## What the task requires
Scan the records for the string "title"; copy each line where it occurs.
BEGIN Excerpted records
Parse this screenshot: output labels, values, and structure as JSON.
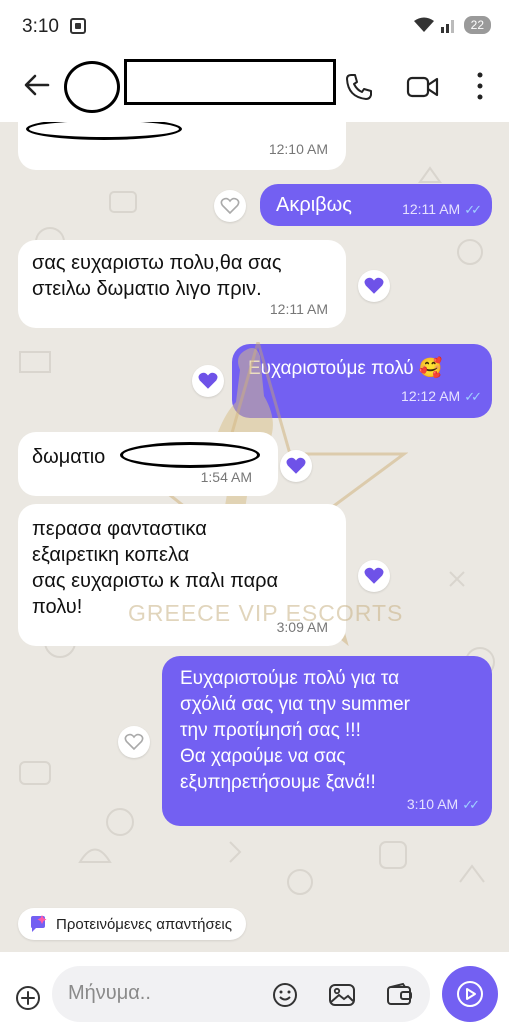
{
  "status_bar": {
    "time": "3:10",
    "battery": "22"
  },
  "header": {
    "contact_name": ""
  },
  "messages": [
    {
      "id": "m1",
      "time": "12:10 AM"
    },
    {
      "id": "m2",
      "text": "Ακριβως",
      "time": "12:11 AM"
    },
    {
      "id": "m3",
      "line1": "σας ευχαριστω πολυ,θα σας",
      "line2": "στειλω δωματιο λιγο πριν.",
      "time": "12:11 AM"
    },
    {
      "id": "m4",
      "text": "Ευχαριστούμε πολύ 🥰",
      "time": "12:12 AM"
    },
    {
      "id": "m5",
      "text": "δωματιο",
      "time": "1:54 AM"
    },
    {
      "id": "m6",
      "line1": "περασα φανταστικα",
      "line2": "εξαιρετικη κοπελα",
      "line3": "σας ευχαριστω κ παλι παρα",
      "line4": "πολυ!",
      "time": "3:09 AM"
    },
    {
      "id": "m7",
      "line1": "Ευχαριστούμε πολύ για τα",
      "line2": "σχόλιά σας για την summer",
      "line3": "την προτίμησή σας !!!",
      "line4": "Θα χαρούμε να σας",
      "line5": "εξυπηρετήσουμε ξανά!!",
      "time": "3:10 AM"
    }
  ],
  "watermark": {
    "letters": "VIP",
    "text": "GREECE VIP ESCORTS"
  },
  "suggestions": {
    "label": "Προτεινόμενες απαντήσεις"
  },
  "composer": {
    "placeholder": "Μήνυμα.."
  },
  "colors": {
    "accent": "#7360f2",
    "chat_bg": "#ebe8e2",
    "incoming": "#ffffff"
  }
}
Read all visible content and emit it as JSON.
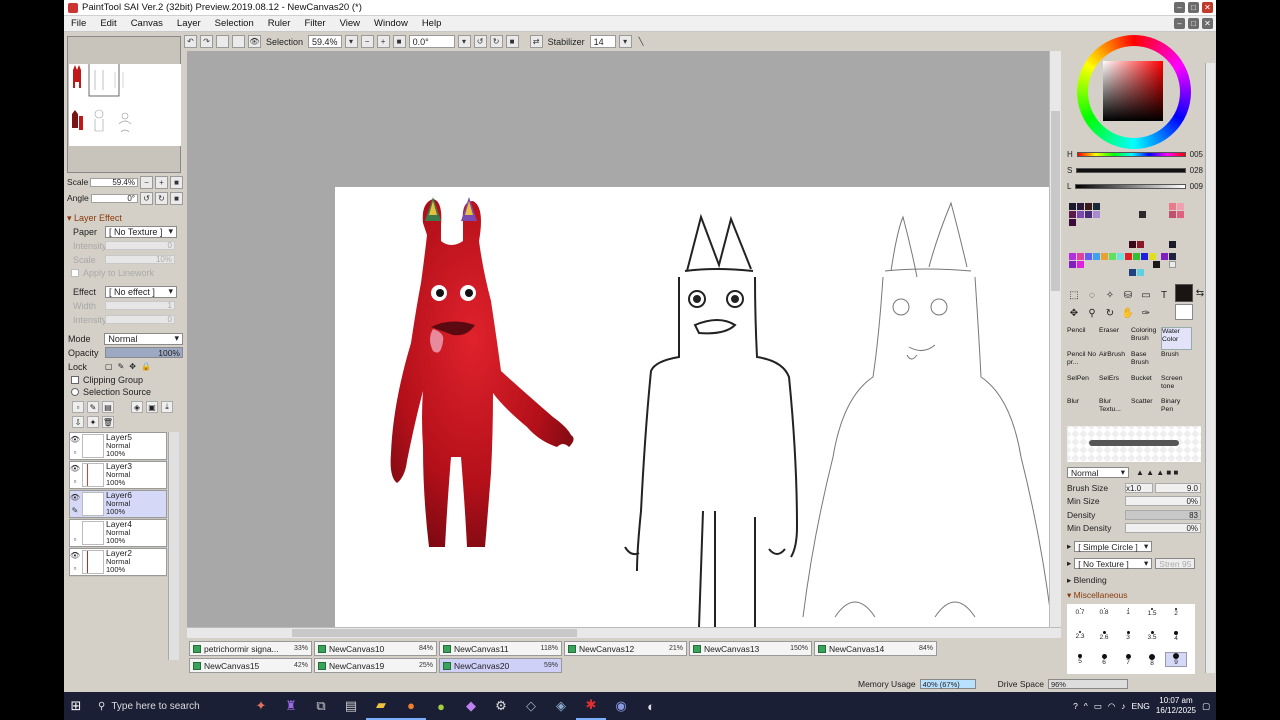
{
  "window": {
    "title": "PaintTool SAI Ver.2 (32bit) Preview.2019.08.12 - NewCanvas20 (*)"
  },
  "menu": [
    "File",
    "Edit",
    "Canvas",
    "Layer",
    "Selection",
    "Ruler",
    "Filter",
    "View",
    "Window",
    "Help"
  ],
  "toolbar": {
    "selection_label": "Selection",
    "zoom": "59.4%",
    "angle": "0.0°",
    "stabilizer_label": "Stabilizer",
    "stabilizer_value": "14"
  },
  "navigator": {
    "scale_label": "Scale",
    "scale_value": "59.4%",
    "angle_label": "Angle",
    "angle_value": "0°"
  },
  "layer_effect": {
    "title": "Layer Effect",
    "paper_label": "Paper",
    "paper_value": "[ No Texture ]",
    "intensity_label": "Intensity",
    "intensity_value": "0",
    "scale_label": "Scale",
    "scale_value": "10%",
    "apply_linework": "Apply to Linework",
    "effect_label": "Effect",
    "effect_value": "[ No effect ]",
    "width_label": "Width",
    "width_value": "1",
    "intensity2_label": "Intensity",
    "intensity2_value": "0"
  },
  "layer_props": {
    "mode_label": "Mode",
    "mode_value": "Normal",
    "opacity_label": "Opacity",
    "opacity_value": "100%",
    "lock_label": "Lock",
    "clipping_group": "Clipping Group",
    "selection_source": "Selection Source"
  },
  "layers": [
    {
      "name": "Layer5",
      "mode": "Normal",
      "opacity": "100%",
      "active": false
    },
    {
      "name": "Layer3",
      "mode": "Normal",
      "opacity": "100%",
      "active": false
    },
    {
      "name": "Layer6",
      "mode": "Normal",
      "opacity": "100%",
      "active": true
    },
    {
      "name": "Layer4",
      "mode": "Normal",
      "opacity": "100%",
      "active": false
    },
    {
      "name": "Layer2",
      "mode": "Normal",
      "opacity": "100%",
      "active": false
    }
  ],
  "doc_tabs": [
    {
      "name": "petrichormir signa...",
      "percent": "33%",
      "active": false
    },
    {
      "name": "NewCanvas10",
      "percent": "84%",
      "active": false
    },
    {
      "name": "NewCanvas11",
      "percent": "118%",
      "active": false
    },
    {
      "name": "NewCanvas12",
      "percent": "21%",
      "active": false
    },
    {
      "name": "NewCanvas13",
      "percent": "150%",
      "active": false
    },
    {
      "name": "NewCanvas14",
      "percent": "84%",
      "active": false
    },
    {
      "name": "NewCanvas15",
      "percent": "42%",
      "active": false
    },
    {
      "name": "NewCanvas19",
      "percent": "25%",
      "active": false
    },
    {
      "name": "NewCanvas20",
      "percent": "59%",
      "active": true
    }
  ],
  "status": {
    "memory_label": "Memory Usage",
    "memory_value": "40% (67%)",
    "memory_fraction": 0.4,
    "drive_label": "Drive Space",
    "drive_value": "96%",
    "drive_fraction": 0.96
  },
  "color": {
    "h_label": "H",
    "h_value": "005",
    "s_label": "S",
    "s_value": "028",
    "l_label": "L",
    "l_value": "009",
    "current": "#1a1412"
  },
  "brushes": [
    [
      "Pencil",
      "Eraser",
      "Coloring Brush",
      "Water Color"
    ],
    [
      "Pencil No pr...",
      "AirBrush",
      "Base Brush",
      "Brush"
    ],
    [
      "SelPen",
      "SelErs",
      "Bucket",
      "Screen tone"
    ],
    [
      "Blur",
      "Blur Textu...",
      "Scatter",
      "Binary Pen"
    ]
  ],
  "brush_props": {
    "blend_mode": "Normal",
    "size_label": "Brush Size",
    "size_mult": "x1.0",
    "size_value": "9.0",
    "min_size_label": "Min Size",
    "min_size_value": "0%",
    "density_label": "Density",
    "density_value": "83",
    "min_density_label": "Min Density",
    "min_density_value": "0%",
    "shape": "[ Simple Circle ]",
    "texture": "[ No Texture ]",
    "texture_strength": "Stren",
    "texture_strength_value": "95",
    "blending_label": "Blending",
    "misc_label": "Miscellaneous"
  },
  "brush_sizes": [
    [
      "0.7",
      "0.8",
      "1",
      "1.5",
      "2"
    ],
    [
      "2.3",
      "2.6",
      "3",
      "3.5",
      "4"
    ],
    [
      "5",
      "6",
      "7",
      "8",
      "9"
    ]
  ],
  "taskbar": {
    "search_placeholder": "Type here to search",
    "lang": "ENG",
    "time": "10:07 am",
    "date": "16/12/2025"
  }
}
END Excerpted records
## Worked answer
    "title": "PaintTool SAI Ver.2 (32bit) Preview.2019.08.12 - NewCanvas20 (*)"
    "title": "Layer Effect",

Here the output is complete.